Requirements:
How many of the lines below contain "ἀποσπ"? Answer with that number alone.

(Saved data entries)
######

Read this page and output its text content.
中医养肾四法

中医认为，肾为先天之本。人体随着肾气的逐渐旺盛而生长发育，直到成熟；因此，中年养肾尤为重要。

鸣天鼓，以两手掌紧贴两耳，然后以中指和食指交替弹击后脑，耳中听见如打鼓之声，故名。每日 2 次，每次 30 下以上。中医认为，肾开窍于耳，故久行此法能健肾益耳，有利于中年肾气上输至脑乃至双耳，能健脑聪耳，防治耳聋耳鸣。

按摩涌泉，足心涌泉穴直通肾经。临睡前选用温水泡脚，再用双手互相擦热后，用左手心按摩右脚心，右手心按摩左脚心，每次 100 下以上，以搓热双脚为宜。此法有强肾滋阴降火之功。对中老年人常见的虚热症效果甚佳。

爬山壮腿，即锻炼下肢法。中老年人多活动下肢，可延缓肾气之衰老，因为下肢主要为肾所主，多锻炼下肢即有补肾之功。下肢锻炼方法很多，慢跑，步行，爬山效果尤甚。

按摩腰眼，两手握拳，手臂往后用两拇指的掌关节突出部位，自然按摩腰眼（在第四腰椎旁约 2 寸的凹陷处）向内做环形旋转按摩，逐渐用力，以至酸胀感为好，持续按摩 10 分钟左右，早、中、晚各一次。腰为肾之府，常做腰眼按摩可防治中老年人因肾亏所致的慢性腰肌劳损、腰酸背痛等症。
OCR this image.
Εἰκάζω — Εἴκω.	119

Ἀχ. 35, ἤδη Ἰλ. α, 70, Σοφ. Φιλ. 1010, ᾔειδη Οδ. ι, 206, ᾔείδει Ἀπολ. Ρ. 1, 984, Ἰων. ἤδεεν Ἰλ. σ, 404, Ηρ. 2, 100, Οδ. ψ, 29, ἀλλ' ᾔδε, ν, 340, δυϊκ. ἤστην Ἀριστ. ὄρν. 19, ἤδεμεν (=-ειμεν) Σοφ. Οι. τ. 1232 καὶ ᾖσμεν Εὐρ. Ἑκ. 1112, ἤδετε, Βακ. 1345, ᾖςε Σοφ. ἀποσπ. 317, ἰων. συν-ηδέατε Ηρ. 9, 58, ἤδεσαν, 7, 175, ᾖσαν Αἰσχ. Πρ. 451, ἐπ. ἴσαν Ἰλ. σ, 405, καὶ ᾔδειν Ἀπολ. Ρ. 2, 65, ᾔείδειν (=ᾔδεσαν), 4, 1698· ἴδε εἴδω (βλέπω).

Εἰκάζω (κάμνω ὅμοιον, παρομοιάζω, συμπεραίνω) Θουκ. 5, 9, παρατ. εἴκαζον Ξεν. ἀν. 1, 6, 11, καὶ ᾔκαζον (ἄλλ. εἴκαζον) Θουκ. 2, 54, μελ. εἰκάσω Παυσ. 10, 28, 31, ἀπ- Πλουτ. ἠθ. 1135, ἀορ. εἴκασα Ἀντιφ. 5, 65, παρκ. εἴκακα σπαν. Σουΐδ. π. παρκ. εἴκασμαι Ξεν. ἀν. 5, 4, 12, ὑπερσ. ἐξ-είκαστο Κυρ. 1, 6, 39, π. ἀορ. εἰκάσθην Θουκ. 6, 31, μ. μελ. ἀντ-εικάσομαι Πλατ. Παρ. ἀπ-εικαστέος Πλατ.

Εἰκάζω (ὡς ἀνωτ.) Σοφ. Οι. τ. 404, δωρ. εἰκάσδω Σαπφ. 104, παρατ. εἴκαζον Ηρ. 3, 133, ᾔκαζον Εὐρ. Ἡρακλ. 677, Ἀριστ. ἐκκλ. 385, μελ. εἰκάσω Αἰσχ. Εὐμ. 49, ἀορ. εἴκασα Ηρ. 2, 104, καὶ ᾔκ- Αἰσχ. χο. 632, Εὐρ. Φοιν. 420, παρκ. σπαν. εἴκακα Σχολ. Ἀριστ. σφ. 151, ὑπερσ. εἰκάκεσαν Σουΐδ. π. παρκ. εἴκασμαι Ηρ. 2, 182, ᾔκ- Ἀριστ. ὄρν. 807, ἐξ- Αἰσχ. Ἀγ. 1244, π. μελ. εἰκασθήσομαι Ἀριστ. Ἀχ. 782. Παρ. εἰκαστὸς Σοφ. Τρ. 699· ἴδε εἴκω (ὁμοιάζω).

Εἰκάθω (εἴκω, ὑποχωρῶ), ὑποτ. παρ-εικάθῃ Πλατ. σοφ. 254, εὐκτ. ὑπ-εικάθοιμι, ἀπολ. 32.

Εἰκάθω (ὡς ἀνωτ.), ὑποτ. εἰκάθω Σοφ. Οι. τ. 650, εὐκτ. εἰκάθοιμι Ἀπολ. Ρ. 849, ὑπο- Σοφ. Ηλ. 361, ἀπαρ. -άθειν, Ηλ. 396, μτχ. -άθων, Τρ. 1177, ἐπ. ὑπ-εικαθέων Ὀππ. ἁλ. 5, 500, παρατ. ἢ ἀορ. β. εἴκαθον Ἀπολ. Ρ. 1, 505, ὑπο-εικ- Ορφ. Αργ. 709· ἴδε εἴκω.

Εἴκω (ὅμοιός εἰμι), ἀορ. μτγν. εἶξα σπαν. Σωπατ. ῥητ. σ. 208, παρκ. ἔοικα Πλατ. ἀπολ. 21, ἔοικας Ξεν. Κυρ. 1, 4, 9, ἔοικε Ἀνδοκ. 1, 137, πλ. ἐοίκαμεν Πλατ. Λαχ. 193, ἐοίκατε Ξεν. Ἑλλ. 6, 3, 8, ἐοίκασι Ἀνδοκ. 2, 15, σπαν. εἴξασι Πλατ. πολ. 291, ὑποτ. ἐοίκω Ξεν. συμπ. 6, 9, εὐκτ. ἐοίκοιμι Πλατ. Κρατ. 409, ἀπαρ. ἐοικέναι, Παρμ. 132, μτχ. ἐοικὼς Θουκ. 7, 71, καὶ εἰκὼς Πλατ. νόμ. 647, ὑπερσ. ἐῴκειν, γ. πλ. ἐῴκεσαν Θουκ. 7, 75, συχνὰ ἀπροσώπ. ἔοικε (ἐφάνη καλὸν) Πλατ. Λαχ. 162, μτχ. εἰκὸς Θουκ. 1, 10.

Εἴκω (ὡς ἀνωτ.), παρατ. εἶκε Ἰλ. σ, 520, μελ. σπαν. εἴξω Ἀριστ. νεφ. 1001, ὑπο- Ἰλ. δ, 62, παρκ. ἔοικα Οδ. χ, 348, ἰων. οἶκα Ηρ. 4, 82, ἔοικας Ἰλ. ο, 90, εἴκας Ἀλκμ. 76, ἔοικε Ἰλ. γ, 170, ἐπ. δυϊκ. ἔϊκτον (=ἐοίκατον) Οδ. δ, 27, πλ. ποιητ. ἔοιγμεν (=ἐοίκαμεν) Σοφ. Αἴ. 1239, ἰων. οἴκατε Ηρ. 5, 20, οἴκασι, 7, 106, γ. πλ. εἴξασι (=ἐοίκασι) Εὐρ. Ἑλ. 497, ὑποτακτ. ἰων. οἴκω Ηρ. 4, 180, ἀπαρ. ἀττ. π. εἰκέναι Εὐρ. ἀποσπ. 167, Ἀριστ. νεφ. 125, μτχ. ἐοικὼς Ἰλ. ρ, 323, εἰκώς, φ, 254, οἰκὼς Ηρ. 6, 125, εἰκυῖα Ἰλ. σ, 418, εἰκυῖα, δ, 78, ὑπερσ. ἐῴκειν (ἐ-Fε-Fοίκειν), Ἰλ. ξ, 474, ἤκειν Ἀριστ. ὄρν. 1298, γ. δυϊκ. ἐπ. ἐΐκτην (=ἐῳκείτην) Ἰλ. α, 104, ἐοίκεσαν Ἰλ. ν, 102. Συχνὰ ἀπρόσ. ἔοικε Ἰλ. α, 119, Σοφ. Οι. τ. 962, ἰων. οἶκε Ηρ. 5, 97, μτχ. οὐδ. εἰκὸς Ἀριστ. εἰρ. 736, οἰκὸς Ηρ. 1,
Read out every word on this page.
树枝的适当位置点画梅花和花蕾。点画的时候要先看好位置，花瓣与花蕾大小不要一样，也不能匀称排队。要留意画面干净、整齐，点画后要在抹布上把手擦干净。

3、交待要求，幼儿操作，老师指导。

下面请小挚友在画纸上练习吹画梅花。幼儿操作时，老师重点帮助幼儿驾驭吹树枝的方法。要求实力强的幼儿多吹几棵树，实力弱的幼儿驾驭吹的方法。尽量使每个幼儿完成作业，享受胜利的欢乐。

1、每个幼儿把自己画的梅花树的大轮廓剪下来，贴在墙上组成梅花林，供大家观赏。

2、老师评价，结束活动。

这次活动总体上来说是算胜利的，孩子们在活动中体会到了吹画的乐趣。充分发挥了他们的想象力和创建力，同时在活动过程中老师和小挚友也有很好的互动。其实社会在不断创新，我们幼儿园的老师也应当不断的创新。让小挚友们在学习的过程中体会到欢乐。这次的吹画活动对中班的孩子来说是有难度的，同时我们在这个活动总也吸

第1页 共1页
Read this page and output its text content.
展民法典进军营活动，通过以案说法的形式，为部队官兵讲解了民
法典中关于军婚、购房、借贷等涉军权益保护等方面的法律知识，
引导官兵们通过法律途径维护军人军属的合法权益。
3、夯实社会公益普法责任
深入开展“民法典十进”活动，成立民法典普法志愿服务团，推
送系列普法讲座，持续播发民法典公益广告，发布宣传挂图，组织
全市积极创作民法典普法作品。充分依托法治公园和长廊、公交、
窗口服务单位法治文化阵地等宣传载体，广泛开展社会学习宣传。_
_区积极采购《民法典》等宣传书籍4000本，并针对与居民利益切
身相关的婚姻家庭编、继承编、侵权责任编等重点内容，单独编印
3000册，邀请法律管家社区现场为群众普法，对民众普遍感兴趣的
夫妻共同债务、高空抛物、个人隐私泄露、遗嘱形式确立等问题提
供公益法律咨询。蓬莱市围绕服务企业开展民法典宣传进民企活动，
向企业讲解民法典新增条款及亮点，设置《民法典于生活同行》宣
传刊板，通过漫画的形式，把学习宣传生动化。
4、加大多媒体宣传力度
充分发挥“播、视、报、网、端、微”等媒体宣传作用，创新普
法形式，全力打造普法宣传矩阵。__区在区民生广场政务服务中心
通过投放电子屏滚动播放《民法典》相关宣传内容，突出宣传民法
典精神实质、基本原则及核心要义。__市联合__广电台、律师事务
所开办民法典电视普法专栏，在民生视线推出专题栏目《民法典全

######

Reply to the exercise:
2